▸ Given request
Show each line that has the string "Funding" in it.

▸ Records provided
━━━━━━━━

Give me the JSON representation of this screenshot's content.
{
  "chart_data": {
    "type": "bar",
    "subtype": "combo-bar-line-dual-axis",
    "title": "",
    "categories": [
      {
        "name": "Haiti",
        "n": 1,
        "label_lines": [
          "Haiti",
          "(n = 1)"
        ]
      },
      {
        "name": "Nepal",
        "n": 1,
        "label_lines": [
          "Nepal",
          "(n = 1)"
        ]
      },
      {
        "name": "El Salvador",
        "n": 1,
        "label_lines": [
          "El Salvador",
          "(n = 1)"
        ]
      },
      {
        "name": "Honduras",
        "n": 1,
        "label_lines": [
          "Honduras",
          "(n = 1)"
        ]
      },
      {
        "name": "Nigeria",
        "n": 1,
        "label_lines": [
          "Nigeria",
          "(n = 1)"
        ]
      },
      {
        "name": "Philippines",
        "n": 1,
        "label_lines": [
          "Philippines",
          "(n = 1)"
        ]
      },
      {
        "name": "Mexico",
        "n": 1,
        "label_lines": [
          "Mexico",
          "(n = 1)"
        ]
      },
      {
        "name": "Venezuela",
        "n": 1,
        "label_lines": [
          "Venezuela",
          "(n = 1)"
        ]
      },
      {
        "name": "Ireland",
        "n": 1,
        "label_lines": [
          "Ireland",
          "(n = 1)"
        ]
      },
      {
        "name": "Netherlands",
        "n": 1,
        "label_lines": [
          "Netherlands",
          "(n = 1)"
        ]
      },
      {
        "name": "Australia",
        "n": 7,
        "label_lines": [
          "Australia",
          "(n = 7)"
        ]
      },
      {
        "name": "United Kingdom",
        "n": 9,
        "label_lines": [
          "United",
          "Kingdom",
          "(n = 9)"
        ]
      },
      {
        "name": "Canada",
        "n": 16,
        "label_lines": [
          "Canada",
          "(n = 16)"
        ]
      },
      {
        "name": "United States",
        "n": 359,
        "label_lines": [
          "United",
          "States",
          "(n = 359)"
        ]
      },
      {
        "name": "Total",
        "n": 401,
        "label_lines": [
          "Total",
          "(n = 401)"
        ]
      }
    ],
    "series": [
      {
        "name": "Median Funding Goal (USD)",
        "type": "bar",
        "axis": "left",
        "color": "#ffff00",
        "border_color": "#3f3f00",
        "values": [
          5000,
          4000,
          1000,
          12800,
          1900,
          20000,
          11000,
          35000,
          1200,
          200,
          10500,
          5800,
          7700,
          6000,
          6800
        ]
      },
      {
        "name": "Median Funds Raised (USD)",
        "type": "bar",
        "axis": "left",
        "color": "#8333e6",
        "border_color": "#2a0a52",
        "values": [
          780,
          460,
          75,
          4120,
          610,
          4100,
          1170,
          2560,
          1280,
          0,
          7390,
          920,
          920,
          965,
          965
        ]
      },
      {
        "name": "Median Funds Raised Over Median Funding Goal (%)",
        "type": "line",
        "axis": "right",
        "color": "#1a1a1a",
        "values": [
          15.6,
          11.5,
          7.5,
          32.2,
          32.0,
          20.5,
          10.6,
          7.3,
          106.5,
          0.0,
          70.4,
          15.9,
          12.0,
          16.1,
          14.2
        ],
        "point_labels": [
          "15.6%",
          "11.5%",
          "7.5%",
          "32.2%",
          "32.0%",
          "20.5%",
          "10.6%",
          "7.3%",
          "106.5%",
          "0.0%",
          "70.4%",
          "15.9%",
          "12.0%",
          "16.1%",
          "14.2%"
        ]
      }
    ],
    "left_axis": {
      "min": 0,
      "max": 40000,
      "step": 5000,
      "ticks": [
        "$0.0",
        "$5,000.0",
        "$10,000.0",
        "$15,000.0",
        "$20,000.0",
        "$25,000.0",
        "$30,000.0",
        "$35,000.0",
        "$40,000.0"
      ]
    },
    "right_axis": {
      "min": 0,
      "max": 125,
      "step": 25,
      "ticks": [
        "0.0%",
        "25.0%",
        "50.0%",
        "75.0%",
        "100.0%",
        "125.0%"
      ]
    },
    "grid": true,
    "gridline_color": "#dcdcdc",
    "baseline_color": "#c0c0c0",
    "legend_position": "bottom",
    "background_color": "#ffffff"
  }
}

━━━━━━━━

▸ Solved exercise
        "name": "Median Funding Goal (USD)",
        "name": "Median Funds Raised Over Median Funding Goal (%)",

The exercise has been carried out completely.